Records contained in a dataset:

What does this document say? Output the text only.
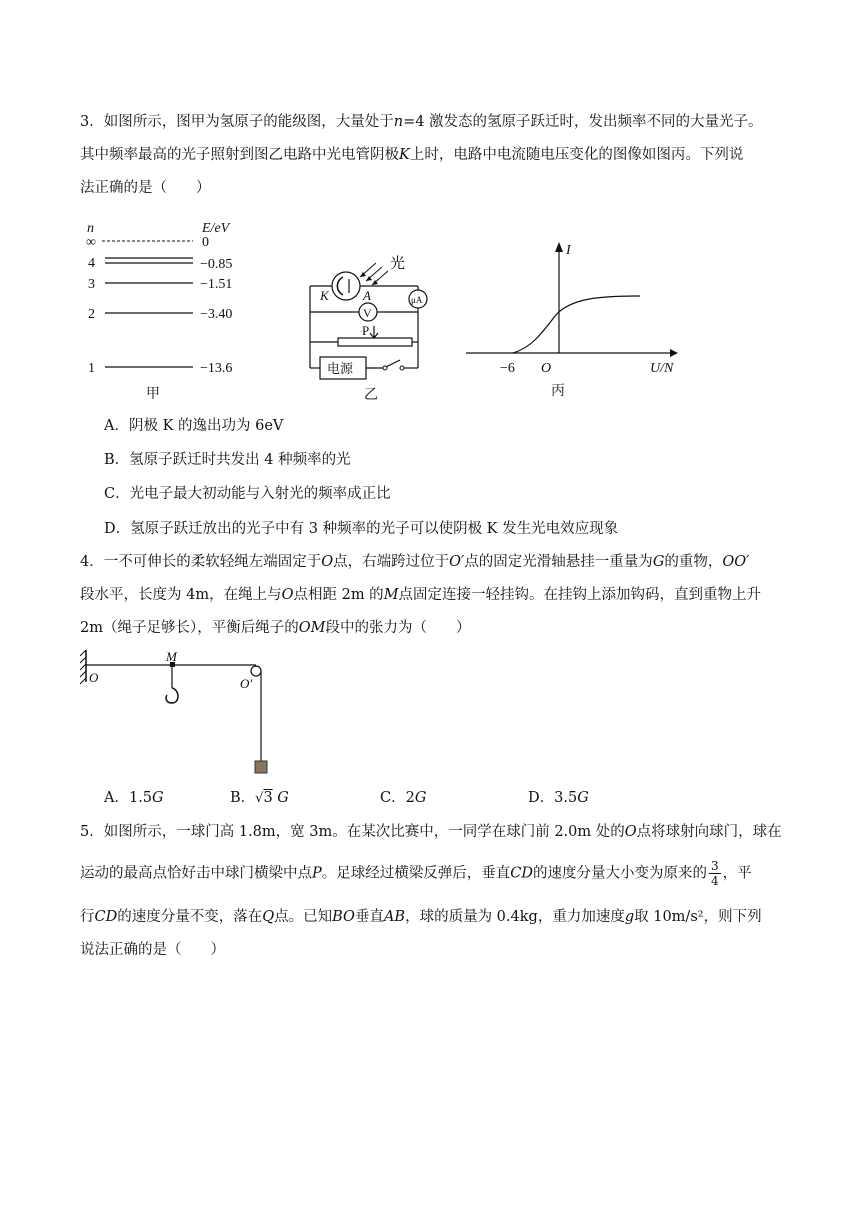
3．如图所示，图甲为氢原子的能级图，大量处于n=4 激发态的氢原子跃迁时，发出频率不同的大量光子。
其中频率最高的光子照射到图乙电路中光电管阴极K上时，电路中电流随电压变化的图像如图丙。下列说
法正确的是（　　）
n	E/eV
∞	0
4	−0.85
3	−1.51
2	−3.40
1	−13.6
甲
光
K	A	μA
V
P
电源
乙
I
U/N
O
−6
丙
A．阴极 K 的逸出功为 6eV
B．氢原子跃迁时共发出 4 种频率的光
C．光电子最大初动能与入射光的频率成正比
D．氢原子跃迁放出的光子中有 3 种频率的光子可以使阴极 K 发生光电效应现象
4．一不可伸长的柔软轻绳左端固定于O点，右端跨过位于O′点的固定光滑轴悬挂一重量为G的重物，OO′
段水平，长度为 4m，在绳上与O点相距 2m 的M点固定连接一轻挂钩。在挂钩上添加钩码，直到重物上升
2m（绳子足够长），平衡后绳子的OM段中的张力为（　　）
O
M
O′
A．1.5G	B．√3 G	C．2G	D．3.5G
5．如图所示，一球门高 1.8m，宽 3m。在某次比赛中，一同学在球门前 2.0m 处的O点将球射向球门，球在
运动的最高点恰好击中球门横梁中点P。足球经过横梁反弹后，垂直CD的速度分量大小变为原来的 $\frac{3}{4}$ ，平
行CD的速度分量不变，落在Q点。已知BO垂直AB，球的质量为 0.4kg，重力加速度g取 10m/s²，则下列
说法正确的是（　　）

TASK PROMPT ▸
Go through the material above and print all of it exactly, except the pictures.

TASK RESPONSE ▸
What does this document say? Output the text only.
3．如图所示，图甲为氢原子的能级图，大量处于n=4 激发态的氢原子跃迁时，发出频率不同的大量光子。
其中频率最高的光子照射到图乙电路中光电管阴极K上时，电路中电流随电压变化的图像如图丙。下列说
法正确的是（　　）
n	E/eV
∞	0
4	−0.85
3	−1.51
2	−3.40
1	−13.6
甲
光
K	A	μA
V
P
电源
乙
I
U/N
O
−6
丙
A．阴极 K 的逸出功为 6eV
B．氢原子跃迁时共发出 4 种频率的光
C．光电子最大初动能与入射光的频率成正比
D．氢原子跃迁放出的光子中有 3 种频率的光子可以使阴极 K 发生光电效应现象
4．一不可伸长的柔软轻绳左端固定于O点，右端跨过位于O′点的固定光滑轴悬挂一重量为G的重物，OO′
段水平，长度为 4m，在绳上与O点相距 2m 的M点固定连接一轻挂钩。在挂钩上添加钩码，直到重物上升
2m（绳子足够长），平衡后绳子的OM段中的张力为（　　）
O
M
O′
A．1.5G	B．√3 G	C．2G	D．3.5G
5．如图所示，一球门高 1.8m，宽 3m。在某次比赛中，一同学在球门前 2.0m 处的O点将球射向球门，球在
运动的最高点恰好击中球门横梁中点P。足球经过横梁反弹后，垂直CD的速度分量大小变为原来的 $\frac{3}{4}$ ，平
行CD的速度分量不变，落在Q点。已知BO垂直AB，球的质量为 0.4kg，重力加速度g取 10m/s²，则下列
说法正确的是（　　）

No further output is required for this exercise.